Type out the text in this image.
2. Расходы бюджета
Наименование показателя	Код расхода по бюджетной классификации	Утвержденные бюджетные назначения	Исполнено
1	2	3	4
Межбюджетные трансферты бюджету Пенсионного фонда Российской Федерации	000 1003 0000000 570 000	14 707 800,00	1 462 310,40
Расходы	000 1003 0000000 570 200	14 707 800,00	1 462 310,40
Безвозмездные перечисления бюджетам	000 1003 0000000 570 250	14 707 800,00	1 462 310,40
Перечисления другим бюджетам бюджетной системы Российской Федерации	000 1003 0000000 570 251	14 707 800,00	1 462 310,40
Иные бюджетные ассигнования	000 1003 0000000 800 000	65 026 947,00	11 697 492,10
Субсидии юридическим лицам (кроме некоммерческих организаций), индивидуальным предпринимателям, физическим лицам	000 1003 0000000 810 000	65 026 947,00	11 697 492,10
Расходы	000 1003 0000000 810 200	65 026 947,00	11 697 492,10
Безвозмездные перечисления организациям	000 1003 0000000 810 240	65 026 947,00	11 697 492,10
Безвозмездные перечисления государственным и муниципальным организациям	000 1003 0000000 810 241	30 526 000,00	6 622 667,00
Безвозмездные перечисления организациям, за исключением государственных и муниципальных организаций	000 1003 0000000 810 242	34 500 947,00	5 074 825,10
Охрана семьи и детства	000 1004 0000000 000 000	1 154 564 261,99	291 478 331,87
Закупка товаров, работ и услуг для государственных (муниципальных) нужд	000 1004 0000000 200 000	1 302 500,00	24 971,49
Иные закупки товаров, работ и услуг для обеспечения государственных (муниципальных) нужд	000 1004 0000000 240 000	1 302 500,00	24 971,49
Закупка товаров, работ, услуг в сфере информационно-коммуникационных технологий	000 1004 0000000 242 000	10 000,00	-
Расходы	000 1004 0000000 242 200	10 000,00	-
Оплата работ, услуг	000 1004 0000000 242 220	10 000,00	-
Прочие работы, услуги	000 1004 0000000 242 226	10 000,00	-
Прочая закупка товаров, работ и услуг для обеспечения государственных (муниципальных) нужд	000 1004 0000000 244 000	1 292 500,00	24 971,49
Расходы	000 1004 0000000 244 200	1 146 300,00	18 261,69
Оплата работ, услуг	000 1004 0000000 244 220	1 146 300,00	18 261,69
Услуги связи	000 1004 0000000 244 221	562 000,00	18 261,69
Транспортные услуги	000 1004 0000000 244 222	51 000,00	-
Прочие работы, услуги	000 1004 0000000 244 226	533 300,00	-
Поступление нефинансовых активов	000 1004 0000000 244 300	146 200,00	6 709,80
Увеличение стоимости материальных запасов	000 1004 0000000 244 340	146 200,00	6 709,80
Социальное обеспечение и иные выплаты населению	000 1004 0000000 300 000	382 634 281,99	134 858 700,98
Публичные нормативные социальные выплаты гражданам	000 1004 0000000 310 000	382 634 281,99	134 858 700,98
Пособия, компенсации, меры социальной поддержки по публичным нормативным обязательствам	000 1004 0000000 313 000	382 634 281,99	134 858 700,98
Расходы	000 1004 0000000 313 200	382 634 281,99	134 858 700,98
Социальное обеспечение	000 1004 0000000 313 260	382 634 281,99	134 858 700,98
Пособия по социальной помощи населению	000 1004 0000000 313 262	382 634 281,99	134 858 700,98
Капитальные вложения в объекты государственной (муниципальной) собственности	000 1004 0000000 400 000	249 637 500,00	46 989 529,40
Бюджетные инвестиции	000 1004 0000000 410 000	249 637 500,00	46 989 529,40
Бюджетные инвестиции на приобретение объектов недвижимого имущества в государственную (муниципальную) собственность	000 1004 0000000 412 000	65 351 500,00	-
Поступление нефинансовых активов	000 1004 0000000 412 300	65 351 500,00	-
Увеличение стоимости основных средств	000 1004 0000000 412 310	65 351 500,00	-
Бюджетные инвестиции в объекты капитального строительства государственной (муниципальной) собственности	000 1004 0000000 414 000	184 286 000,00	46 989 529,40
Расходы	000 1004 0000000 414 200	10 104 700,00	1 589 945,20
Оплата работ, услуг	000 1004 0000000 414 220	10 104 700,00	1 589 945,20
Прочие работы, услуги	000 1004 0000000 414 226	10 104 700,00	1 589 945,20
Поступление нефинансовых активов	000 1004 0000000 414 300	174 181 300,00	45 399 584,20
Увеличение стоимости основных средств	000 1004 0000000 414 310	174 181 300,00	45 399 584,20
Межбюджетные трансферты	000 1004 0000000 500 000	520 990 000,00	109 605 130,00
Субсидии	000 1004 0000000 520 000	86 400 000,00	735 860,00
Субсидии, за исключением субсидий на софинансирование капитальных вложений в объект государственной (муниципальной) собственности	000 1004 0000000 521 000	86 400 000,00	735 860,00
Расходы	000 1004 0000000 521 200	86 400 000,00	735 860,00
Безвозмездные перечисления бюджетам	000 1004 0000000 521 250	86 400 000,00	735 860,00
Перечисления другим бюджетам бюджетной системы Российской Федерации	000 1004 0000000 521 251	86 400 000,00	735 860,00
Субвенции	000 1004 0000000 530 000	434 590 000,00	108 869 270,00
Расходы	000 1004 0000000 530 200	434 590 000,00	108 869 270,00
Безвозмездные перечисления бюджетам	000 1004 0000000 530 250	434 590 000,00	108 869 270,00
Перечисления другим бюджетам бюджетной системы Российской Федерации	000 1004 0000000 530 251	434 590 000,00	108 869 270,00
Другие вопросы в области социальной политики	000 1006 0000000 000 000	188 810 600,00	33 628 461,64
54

What you will do:
Tally how many lines of the material contain the word "нефинансовых". The answer must be the number and nothing else.

Exercise response:
3